Start of Data excerpts

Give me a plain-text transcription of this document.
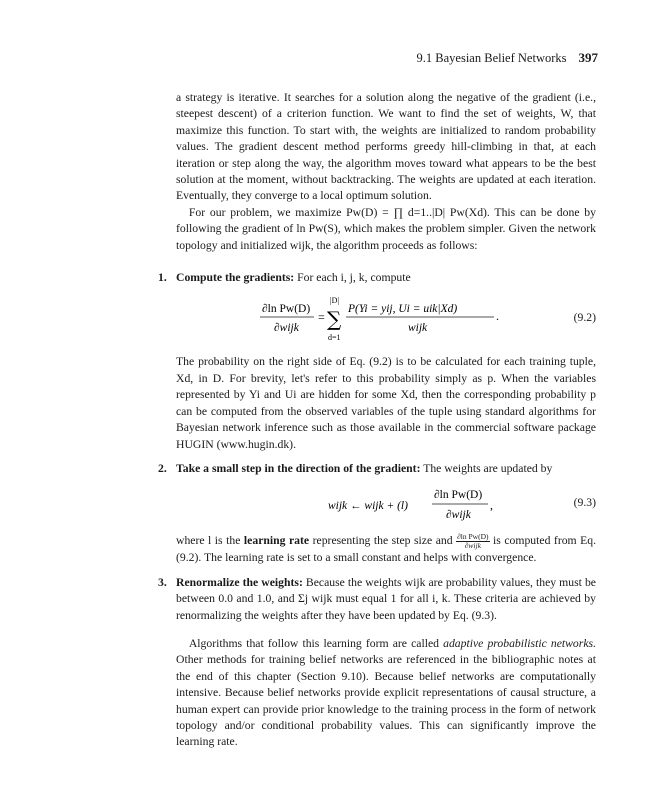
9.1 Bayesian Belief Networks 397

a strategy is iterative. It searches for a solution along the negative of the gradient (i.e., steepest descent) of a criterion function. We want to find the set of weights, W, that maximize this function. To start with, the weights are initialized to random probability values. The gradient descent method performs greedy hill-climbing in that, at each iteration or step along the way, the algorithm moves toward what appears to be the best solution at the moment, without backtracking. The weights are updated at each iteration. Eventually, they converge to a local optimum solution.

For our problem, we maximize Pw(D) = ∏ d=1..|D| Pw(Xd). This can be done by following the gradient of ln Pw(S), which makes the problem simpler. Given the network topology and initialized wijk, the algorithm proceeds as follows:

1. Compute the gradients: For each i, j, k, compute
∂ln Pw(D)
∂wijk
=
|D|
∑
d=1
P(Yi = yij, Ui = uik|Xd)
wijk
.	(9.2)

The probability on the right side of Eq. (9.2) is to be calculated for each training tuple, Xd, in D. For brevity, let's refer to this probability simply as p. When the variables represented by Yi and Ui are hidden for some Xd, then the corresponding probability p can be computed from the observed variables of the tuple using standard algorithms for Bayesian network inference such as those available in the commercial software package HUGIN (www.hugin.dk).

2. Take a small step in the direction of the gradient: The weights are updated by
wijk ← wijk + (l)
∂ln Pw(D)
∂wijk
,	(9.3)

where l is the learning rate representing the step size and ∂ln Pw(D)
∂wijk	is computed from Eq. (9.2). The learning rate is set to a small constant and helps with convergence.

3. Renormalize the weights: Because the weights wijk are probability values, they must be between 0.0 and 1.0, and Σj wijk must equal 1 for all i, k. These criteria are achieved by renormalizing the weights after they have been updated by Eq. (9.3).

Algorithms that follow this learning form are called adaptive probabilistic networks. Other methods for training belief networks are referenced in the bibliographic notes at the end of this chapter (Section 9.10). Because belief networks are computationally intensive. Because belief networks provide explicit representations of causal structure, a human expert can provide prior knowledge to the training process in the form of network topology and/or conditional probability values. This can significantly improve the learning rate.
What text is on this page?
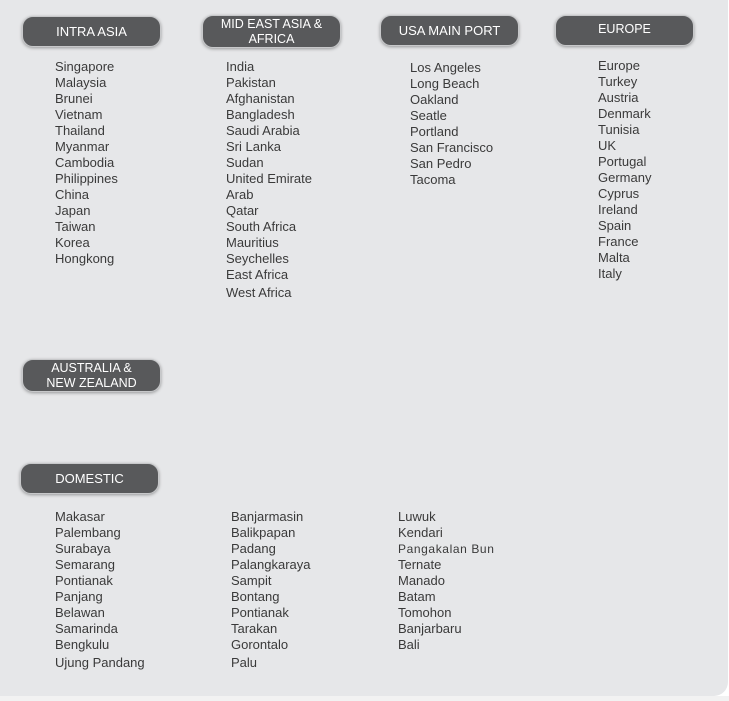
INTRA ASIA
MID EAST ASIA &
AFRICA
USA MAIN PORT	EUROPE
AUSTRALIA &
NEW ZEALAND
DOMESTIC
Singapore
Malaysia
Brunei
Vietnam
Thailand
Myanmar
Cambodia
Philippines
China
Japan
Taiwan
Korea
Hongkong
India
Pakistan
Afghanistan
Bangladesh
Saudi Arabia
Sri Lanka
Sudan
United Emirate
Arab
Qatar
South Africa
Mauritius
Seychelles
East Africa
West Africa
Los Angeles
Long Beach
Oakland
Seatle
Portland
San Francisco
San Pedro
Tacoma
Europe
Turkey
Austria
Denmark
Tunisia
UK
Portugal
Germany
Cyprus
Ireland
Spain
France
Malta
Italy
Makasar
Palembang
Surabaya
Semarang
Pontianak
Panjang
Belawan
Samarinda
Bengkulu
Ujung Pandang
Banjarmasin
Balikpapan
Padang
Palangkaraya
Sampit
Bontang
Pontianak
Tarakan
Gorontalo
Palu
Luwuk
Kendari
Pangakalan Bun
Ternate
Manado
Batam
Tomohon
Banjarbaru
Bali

End of Data excerpts

=== Task ===
Pictures do not go in the copy. Write out exactly the lines from the line containing "What text is on this page?" through the last line of the listing.

=== Full solution ===
What text is on this page?
INTRA ASIA
MID EAST ASIA &
AFRICA
USA MAIN PORT	EUROPE
AUSTRALIA &
NEW ZEALAND
DOMESTIC
Singapore
Malaysia
Brunei
Vietnam
Thailand
Myanmar
Cambodia
Philippines
China
Japan
Taiwan
Korea
Hongkong
India
Pakistan
Afghanistan
Bangladesh
Saudi Arabia
Sri Lanka
Sudan
United Emirate
Arab
Qatar
South Africa
Mauritius
Seychelles
East Africa
West Africa
Los Angeles
Long Beach
Oakland
Seatle
Portland
San Francisco
San Pedro
Tacoma
Europe
Turkey
Austria
Denmark
Tunisia
UK
Portugal
Germany
Cyprus
Ireland
Spain
France
Malta
Italy
Makasar
Palembang
Surabaya
Semarang
Pontianak
Panjang
Belawan
Samarinda
Bengkulu
Ujung Pandang
Banjarmasin
Balikpapan
Padang
Palangkaraya
Sampit
Bontang
Pontianak
Tarakan
Gorontalo
Palu
Luwuk
Kendari
Pangakalan Bun
Ternate
Manado
Batam
Tomohon
Banjarbaru
Bali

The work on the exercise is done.